-- RECORD EXCERPTS start --

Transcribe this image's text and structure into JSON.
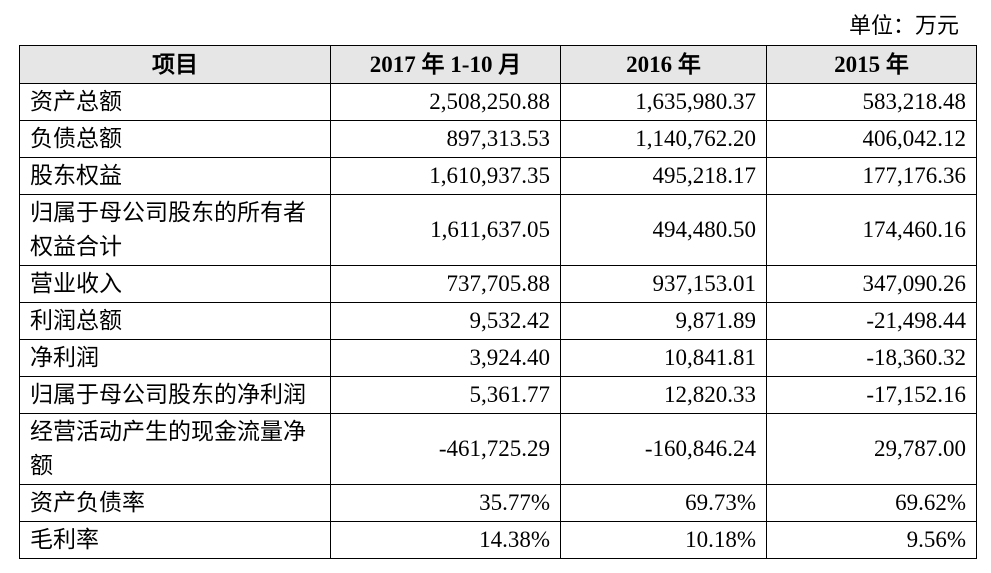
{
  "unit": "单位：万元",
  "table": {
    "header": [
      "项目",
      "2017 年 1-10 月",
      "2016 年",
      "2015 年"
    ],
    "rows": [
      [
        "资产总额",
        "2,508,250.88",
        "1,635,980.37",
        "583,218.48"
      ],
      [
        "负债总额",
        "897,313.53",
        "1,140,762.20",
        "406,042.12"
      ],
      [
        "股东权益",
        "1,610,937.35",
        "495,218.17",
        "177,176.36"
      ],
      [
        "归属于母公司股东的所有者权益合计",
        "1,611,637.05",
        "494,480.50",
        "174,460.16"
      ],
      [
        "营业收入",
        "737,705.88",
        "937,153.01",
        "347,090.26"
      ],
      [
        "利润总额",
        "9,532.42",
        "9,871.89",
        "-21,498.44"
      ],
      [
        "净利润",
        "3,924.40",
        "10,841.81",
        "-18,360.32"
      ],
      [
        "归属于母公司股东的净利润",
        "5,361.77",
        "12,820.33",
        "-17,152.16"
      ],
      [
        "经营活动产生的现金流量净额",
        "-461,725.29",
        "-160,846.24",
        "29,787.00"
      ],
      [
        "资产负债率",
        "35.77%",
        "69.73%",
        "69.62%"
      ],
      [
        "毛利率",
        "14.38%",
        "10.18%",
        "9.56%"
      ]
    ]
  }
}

-- RECORD EXCERPTS end --

• [GOAL OF THE EXERCISE]: Transcribe the complete set of entries verbatim. No pictures belong in the copy.

• [WRITTEN SOLUTION]:
Transcribe this image's text and structure into JSON.
{
  "unit": "单位：万元",
  "table": {
    "header": [
      "项目",
      "2017 年 1-10 月",
      "2016 年",
      "2015 年"
    ],
    "rows": [
      [
        "资产总额",
        "2,508,250.88",
        "1,635,980.37",
        "583,218.48"
      ],
      [
        "负债总额",
        "897,313.53",
        "1,140,762.20",
        "406,042.12"
      ],
      [
        "股东权益",
        "1,610,937.35",
        "495,218.17",
        "177,176.36"
      ],
      [
        "归属于母公司股东的所有者权益合计",
        "1,611,637.05",
        "494,480.50",
        "174,460.16"
      ],
      [
        "营业收入",
        "737,705.88",
        "937,153.01",
        "347,090.26"
      ],
      [
        "利润总额",
        "9,532.42",
        "9,871.89",
        "-21,498.44"
      ],
      [
        "净利润",
        "3,924.40",
        "10,841.81",
        "-18,360.32"
      ],
      [
        "归属于母公司股东的净利润",
        "5,361.77",
        "12,820.33",
        "-17,152.16"
      ],
      [
        "经营活动产生的现金流量净额",
        "-461,725.29",
        "-160,846.24",
        "29,787.00"
      ],
      [
        "资产负债率",
        "35.77%",
        "69.73%",
        "69.62%"
      ],
      [
        "毛利率",
        "14.38%",
        "10.18%",
        "9.56%"
      ]
    ]
  }
}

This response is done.